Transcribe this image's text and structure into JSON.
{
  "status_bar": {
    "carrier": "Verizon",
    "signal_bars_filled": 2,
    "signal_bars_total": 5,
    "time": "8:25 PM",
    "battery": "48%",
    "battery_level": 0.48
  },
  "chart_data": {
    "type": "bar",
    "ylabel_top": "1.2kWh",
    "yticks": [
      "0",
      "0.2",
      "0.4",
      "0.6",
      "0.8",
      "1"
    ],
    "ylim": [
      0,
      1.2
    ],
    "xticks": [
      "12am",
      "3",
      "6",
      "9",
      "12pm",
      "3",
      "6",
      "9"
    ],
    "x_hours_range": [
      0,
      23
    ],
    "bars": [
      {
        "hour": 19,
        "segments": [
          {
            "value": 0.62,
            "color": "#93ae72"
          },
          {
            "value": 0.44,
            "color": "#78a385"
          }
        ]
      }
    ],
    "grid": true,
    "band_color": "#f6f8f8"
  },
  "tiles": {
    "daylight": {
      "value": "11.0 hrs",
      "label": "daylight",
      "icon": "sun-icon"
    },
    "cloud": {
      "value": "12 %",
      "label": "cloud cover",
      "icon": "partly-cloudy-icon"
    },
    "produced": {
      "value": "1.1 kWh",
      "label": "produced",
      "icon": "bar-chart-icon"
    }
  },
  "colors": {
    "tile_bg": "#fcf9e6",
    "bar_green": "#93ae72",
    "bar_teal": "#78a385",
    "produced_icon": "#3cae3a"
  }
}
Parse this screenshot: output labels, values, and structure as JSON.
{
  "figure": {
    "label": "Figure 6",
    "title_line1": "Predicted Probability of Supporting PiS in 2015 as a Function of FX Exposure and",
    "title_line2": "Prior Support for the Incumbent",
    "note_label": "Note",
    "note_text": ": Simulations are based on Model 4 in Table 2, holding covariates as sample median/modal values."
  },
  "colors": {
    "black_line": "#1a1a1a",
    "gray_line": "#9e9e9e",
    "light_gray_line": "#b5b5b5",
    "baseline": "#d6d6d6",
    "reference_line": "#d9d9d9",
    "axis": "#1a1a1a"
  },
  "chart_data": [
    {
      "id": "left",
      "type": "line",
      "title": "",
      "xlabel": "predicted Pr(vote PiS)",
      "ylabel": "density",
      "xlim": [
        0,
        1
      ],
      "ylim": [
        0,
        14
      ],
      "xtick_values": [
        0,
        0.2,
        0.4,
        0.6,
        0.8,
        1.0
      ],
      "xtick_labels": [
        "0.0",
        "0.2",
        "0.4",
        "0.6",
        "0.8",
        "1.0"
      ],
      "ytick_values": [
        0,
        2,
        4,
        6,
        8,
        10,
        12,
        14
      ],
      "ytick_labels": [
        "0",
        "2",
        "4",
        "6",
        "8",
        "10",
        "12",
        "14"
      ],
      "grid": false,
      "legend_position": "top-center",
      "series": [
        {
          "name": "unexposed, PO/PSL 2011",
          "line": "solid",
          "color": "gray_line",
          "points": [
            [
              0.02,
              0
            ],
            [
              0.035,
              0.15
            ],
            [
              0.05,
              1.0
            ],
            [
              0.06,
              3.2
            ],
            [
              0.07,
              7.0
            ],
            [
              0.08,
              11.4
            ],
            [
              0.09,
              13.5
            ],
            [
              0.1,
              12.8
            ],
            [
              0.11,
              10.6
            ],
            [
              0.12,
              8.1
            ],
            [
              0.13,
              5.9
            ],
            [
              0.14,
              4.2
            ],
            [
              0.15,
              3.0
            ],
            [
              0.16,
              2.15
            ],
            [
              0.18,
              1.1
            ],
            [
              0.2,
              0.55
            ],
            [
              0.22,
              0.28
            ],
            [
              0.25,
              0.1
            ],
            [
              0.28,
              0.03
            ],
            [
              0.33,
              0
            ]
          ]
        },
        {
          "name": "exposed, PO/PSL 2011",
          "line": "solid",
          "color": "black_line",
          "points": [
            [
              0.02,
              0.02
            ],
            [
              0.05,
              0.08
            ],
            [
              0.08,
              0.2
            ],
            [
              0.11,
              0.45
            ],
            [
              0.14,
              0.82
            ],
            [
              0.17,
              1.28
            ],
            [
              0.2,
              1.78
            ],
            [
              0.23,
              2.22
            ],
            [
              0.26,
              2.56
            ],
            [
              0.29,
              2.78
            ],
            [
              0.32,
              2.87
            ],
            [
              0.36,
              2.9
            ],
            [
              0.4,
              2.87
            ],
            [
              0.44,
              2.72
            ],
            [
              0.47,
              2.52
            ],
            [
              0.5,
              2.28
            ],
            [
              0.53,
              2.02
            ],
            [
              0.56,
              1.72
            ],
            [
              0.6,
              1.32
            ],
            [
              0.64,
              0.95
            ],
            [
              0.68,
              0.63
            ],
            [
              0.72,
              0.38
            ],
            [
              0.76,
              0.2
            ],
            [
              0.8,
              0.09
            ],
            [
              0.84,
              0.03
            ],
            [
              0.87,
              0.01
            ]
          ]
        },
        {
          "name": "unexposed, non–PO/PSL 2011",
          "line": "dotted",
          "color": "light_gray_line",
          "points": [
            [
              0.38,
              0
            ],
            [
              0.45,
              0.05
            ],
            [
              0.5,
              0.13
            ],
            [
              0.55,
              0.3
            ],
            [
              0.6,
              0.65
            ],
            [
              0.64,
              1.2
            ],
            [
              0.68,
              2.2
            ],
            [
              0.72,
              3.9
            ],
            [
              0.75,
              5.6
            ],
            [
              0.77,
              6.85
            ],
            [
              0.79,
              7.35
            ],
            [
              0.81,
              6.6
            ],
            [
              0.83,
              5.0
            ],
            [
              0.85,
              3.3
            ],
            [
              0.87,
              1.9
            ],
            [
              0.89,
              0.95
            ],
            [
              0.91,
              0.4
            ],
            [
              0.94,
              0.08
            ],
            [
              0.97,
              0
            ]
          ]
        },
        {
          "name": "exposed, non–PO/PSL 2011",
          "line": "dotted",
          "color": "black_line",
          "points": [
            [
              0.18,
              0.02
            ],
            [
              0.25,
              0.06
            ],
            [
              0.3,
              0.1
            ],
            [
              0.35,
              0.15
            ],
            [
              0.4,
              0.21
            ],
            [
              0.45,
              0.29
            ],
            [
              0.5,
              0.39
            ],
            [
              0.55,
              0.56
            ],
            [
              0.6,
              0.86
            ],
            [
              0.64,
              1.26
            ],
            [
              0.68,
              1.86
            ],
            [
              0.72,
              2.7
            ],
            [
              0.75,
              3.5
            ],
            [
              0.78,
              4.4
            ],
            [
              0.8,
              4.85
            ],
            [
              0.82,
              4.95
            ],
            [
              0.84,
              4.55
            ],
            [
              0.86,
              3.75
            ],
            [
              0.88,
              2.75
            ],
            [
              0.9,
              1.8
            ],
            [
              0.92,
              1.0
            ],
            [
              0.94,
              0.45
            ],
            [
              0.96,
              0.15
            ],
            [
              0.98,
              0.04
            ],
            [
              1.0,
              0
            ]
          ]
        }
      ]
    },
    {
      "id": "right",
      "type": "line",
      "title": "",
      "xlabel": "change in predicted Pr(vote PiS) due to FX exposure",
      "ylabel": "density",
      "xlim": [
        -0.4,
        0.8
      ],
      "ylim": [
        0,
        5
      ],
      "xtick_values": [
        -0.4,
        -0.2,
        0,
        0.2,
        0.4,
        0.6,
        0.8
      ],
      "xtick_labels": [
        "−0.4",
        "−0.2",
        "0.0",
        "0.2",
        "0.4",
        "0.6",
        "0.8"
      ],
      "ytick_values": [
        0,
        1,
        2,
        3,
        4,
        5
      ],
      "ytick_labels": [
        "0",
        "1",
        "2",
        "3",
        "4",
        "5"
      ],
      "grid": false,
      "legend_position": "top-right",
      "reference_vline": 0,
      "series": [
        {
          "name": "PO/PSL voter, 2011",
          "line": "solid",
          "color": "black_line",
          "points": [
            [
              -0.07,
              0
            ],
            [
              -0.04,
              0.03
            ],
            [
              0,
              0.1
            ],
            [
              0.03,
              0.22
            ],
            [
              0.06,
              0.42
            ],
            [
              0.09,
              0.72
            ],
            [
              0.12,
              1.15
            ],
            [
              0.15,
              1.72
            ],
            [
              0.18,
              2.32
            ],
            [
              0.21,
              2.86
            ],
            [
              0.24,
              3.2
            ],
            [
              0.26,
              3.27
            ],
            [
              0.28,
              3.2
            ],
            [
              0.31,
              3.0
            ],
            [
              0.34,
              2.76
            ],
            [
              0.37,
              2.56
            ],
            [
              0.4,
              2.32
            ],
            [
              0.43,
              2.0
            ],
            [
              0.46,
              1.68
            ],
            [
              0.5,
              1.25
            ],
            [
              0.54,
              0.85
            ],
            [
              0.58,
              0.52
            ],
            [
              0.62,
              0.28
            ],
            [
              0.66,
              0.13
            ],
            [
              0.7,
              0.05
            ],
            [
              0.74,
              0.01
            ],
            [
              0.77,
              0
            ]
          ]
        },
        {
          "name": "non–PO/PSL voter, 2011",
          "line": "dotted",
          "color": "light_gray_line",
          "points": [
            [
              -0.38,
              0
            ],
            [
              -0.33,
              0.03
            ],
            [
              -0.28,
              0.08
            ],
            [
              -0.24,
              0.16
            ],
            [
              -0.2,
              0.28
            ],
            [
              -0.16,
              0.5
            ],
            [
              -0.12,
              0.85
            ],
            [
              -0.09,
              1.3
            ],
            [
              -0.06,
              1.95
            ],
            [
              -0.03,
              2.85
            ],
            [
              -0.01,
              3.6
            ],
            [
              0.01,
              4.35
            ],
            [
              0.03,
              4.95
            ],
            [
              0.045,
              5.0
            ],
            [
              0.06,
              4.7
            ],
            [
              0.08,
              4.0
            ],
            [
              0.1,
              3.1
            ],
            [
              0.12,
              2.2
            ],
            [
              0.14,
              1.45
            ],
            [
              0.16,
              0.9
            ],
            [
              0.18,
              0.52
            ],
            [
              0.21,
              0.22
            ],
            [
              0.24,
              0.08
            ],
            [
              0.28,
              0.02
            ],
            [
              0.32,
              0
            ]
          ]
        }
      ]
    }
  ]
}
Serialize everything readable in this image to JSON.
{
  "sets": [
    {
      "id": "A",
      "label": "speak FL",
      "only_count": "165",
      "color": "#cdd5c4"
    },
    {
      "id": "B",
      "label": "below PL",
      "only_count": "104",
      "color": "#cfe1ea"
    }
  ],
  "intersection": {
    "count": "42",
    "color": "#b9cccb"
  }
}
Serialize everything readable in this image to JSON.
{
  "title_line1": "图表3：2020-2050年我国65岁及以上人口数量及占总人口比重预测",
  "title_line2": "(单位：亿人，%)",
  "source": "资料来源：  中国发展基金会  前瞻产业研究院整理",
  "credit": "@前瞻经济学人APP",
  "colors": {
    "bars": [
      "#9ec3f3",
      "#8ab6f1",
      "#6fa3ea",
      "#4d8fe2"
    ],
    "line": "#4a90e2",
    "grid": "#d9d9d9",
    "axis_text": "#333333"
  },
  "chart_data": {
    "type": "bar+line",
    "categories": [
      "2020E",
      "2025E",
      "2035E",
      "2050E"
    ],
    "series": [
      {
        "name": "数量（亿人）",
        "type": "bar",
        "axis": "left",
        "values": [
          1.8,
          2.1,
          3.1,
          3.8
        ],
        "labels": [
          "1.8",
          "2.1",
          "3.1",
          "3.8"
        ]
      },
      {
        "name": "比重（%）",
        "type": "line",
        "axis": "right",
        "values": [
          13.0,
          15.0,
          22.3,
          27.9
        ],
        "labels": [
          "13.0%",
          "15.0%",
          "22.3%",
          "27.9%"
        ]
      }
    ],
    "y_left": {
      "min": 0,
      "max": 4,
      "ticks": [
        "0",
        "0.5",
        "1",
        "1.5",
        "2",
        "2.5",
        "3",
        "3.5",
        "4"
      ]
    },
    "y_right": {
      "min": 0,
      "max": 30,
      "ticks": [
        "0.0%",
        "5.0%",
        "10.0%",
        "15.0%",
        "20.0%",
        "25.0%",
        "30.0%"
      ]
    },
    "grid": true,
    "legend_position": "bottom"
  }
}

● Work to be completed: Of the lines above, copy each that contains "type".

● Full response:
    "type": "bar",
      "type": "line",
      "type": "line",
    "type": "bar+line",
        "type": "bar",
        "type": "line",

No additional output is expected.